__Instructions to follow__
Write out the full set of records exactly. Any pictures in them do not belong in the copy.
....
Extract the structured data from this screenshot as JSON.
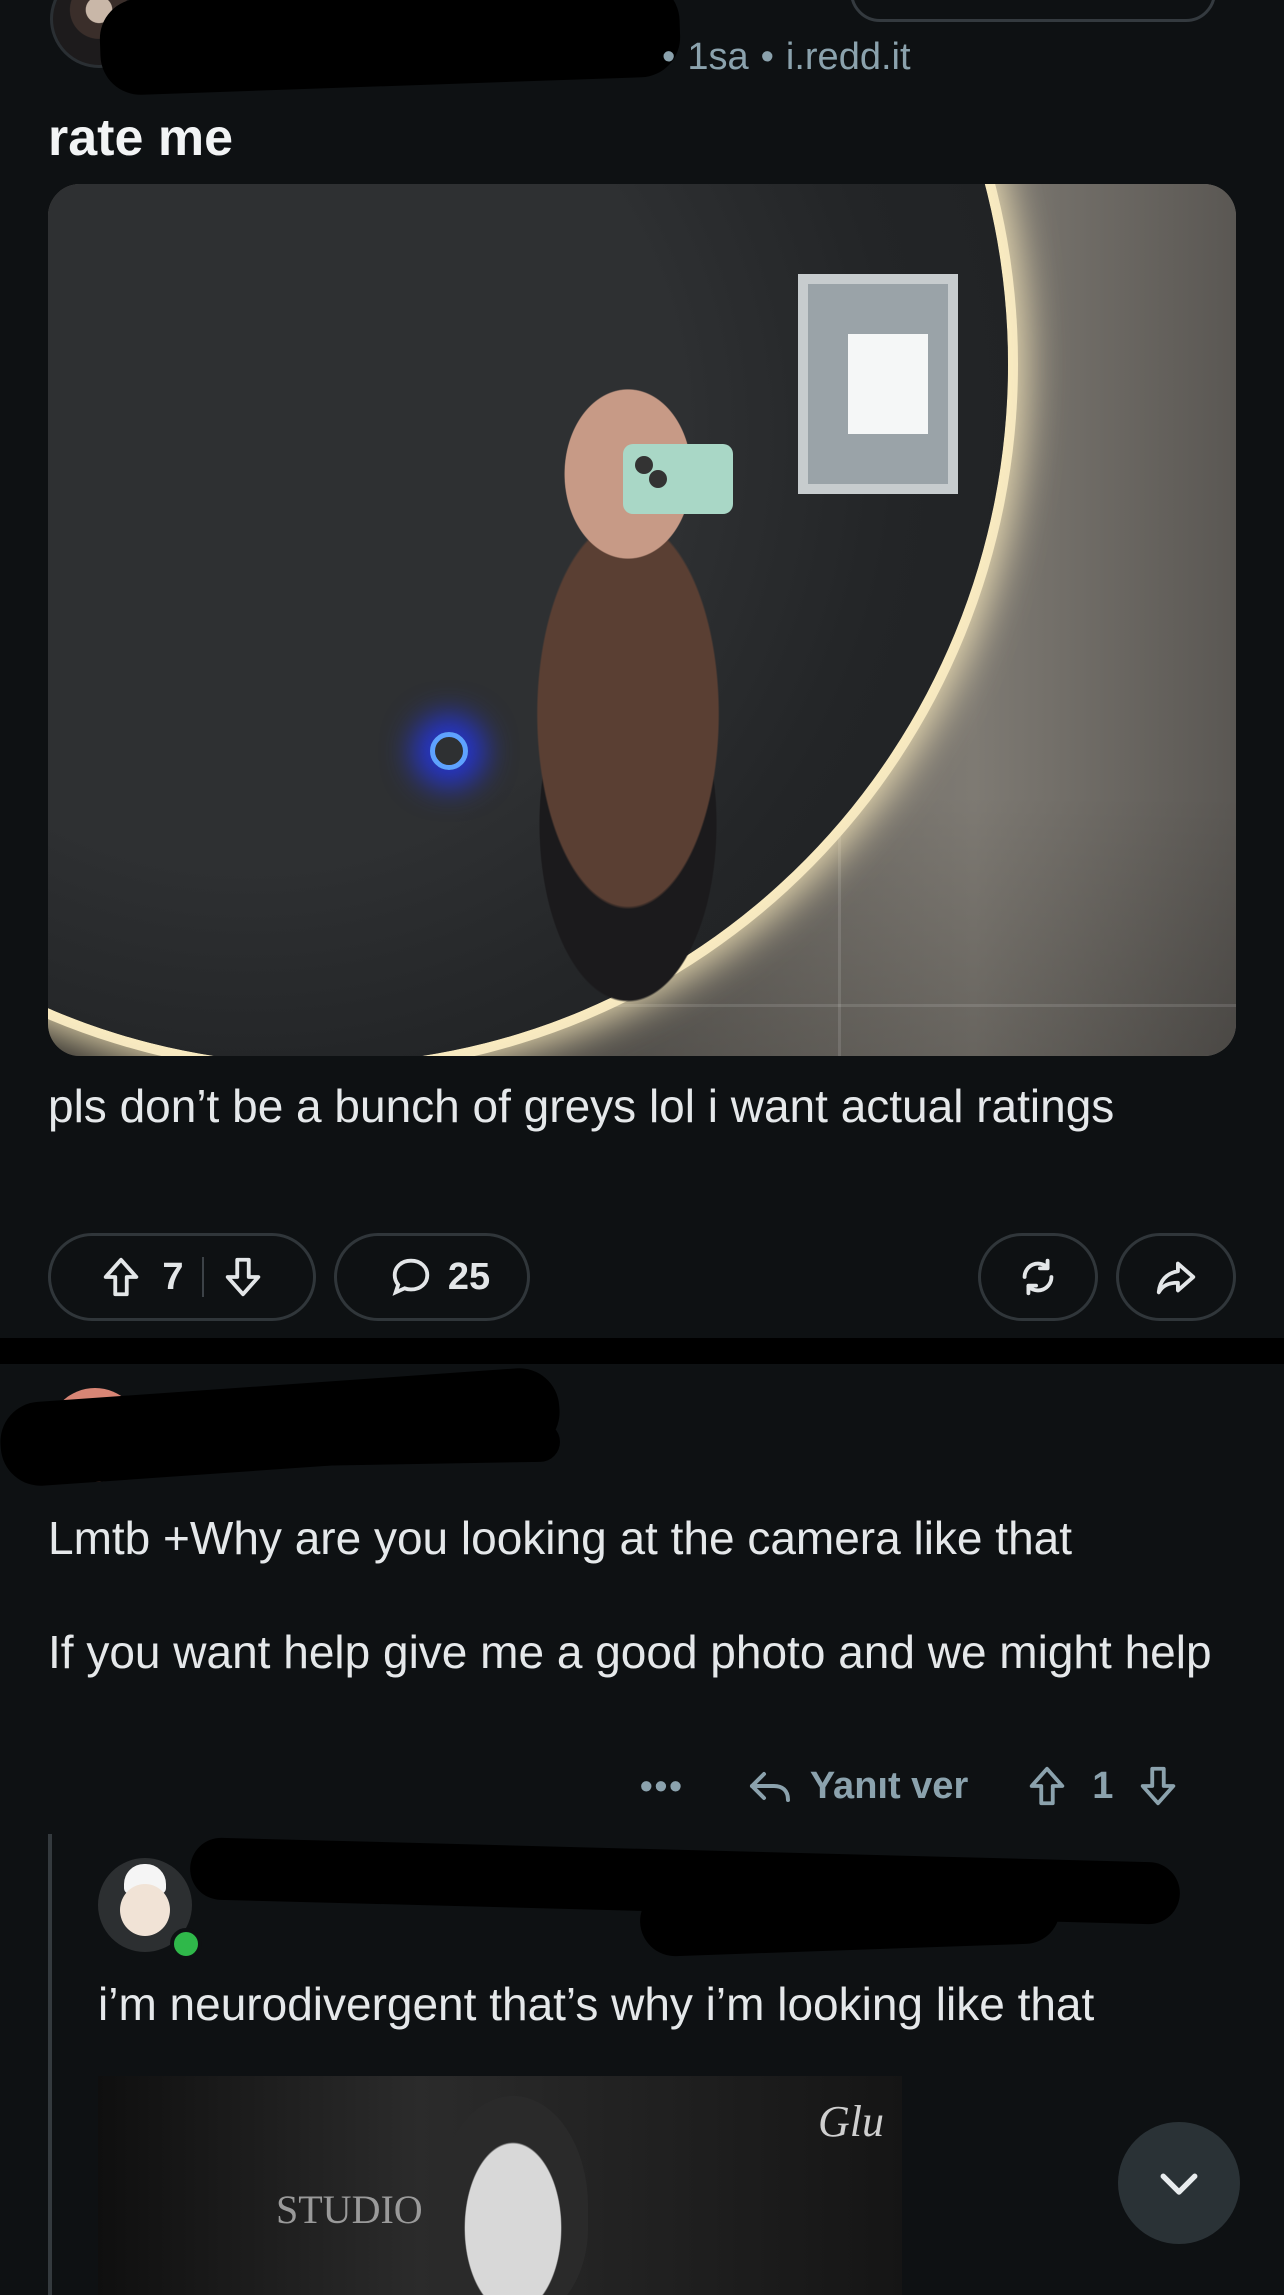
{
  "post": {
    "time": "1sa",
    "domain": "i.redd.it",
    "title": "rate me",
    "body": "pls don’t be a bunch of greys lol i want actual ratings",
    "upvotes": "7",
    "comments": "25"
  },
  "comment": {
    "line1": "Lmtb +Why are you looking at the camera  like that",
    "line2": "If you want help give me a good photo and we might help",
    "more_label": "•••",
    "reply_label": "Yanıt ver",
    "votes": "1"
  },
  "reply": {
    "text": "i’m neurodivergent that’s why i’m looking like that",
    "gif_watermark": "STUDIO",
    "gif_signature": "Glu"
  },
  "colors": {
    "background": "#0e1113",
    "meta_text": "#8ba2ad",
    "online": "#2fb84a"
  },
  "icons": {
    "upvote": "arrow-up-icon",
    "downvote": "arrow-down-icon",
    "comment": "speech-bubble-icon",
    "crosspost": "crosspost-icon",
    "share": "share-icon",
    "reply": "reply-arrow-icon",
    "scroll": "chevron-down-icon"
  }
}
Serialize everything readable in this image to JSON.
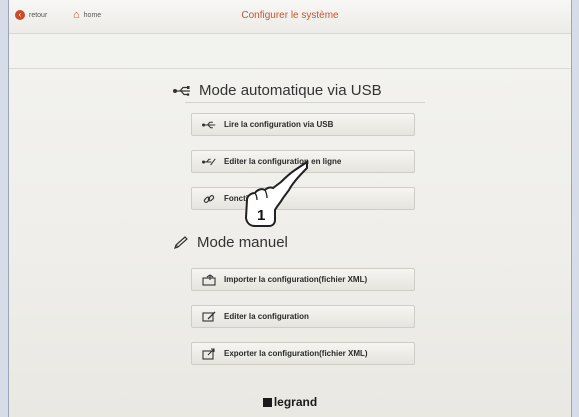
....
__Finished exercise__
Extract the structured data from this screenshot as JSON.
{
  "post": {
    "time": "1sa",
    "domain": "i.redd.it",
    "title": "rate me",
    "body": "pls don’t be a bunch of greys lol i want actual ratings",
    "upvotes": "7",
    "comments": "25"
  },
  "comment": {
    "line1": "Lmtb +Why are you looking at the camera  like that",
    "line2": "If you want help give me a good photo and we might help",
    "more_label": "•••",
    "reply_label": "Yanıt ver",
    "votes": "1"
  },
  "reply": {
    "text": "i’m neurodivergent that’s why i’m looking like that",
    "gif_watermark": "STUDIO",
    "gif_signature": "Glu"
  },
  "colors": {
    "background": "#0e1113",
    "meta_text": "#8ba2ad",
    "online": "#2fb84a"
  },
  "icons": {
    "upvote": "arrow-up-icon",
    "downvote": "arrow-down-icon",
    "comment": "speech-bubble-icon",
    "crosspost": "crosspost-icon",
    "share": "share-icon",
    "reply": "reply-arrow-icon",
    "scroll": "chevron-down-icon"
  }
}
Serialize everything readable in this image to JSON.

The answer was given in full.